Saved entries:
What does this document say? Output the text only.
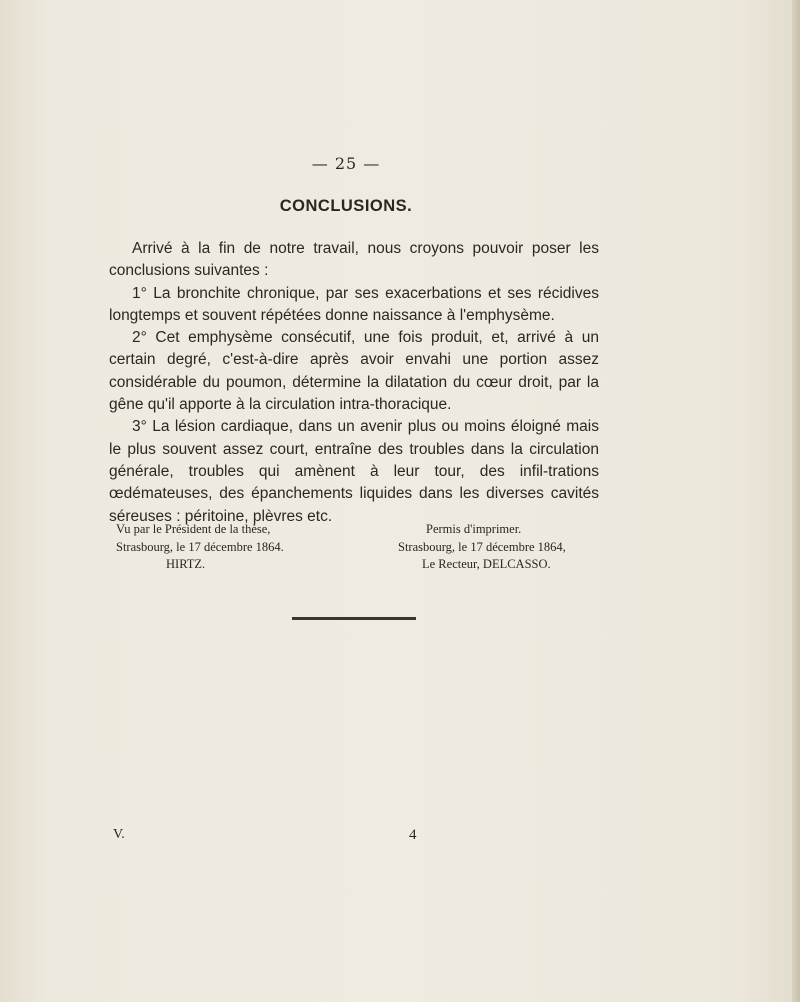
— 25 —
CONCLUSIONS.

Arrivé à la fin de notre travail, nous croyons pouvoir poser les conclusions suivantes :

1° La bronchite chronique, par ses exacerbations et ses récidives longtemps et souvent répétées donne naissance à l'emphysème.

2° Cet emphysème consécutif, une fois produit, et, arrivé à un certain degré, c'est-à-dire après avoir envahi une portion assez considérable du poumon, détermine la dilatation du cœur droit, par la gêne qu'il apporte à la circulation intra-thoracique.

3° La lésion cardiaque, dans un avenir plus ou moins éloigné mais le plus souvent assez court, entraîne des troubles dans la circulation générale, troubles qui amènent à leur tour, des infil-trations œdémateuses, des épanchements liquides dans les diverses cavités séreuses : péritoine, plèvres etc.

Vu par le Président de la thèse,
Strasbourg, le 17 décembre 1864.
HIRTZ.
Permis d'imprimer.
Strasbourg, le 17 décembre 1864,
Le Recteur, DELCASSO.
V.	4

WHAT YOU HAVE TO DO.
Reproduce the material above in full and without alteration, but skip all pictures.

CORRECT OUTPUT.
What does this document say? Output the text only.
— 25 —
CONCLUSIONS.

Arrivé à la fin de notre travail, nous croyons pouvoir poser les conclusions suivantes :

1° La bronchite chronique, par ses exacerbations et ses récidives longtemps et souvent répétées donne naissance à l'emphysème.

2° Cet emphysème consécutif, une fois produit, et, arrivé à un certain degré, c'est-à-dire après avoir envahi une portion assez considérable du poumon, détermine la dilatation du cœur droit, par la gêne qu'il apporte à la circulation intra-thoracique.

3° La lésion cardiaque, dans un avenir plus ou moins éloigné mais le plus souvent assez court, entraîne des troubles dans la circulation générale, troubles qui amènent à leur tour, des infil-trations œdémateuses, des épanchements liquides dans les diverses cavités séreuses : péritoine, plèvres etc.

Vu par le Président de la thèse,
Strasbourg, le 17 décembre 1864.
HIRTZ.
Permis d'imprimer.
Strasbourg, le 17 décembre 1864,
Le Recteur, DELCASSO.
V.	4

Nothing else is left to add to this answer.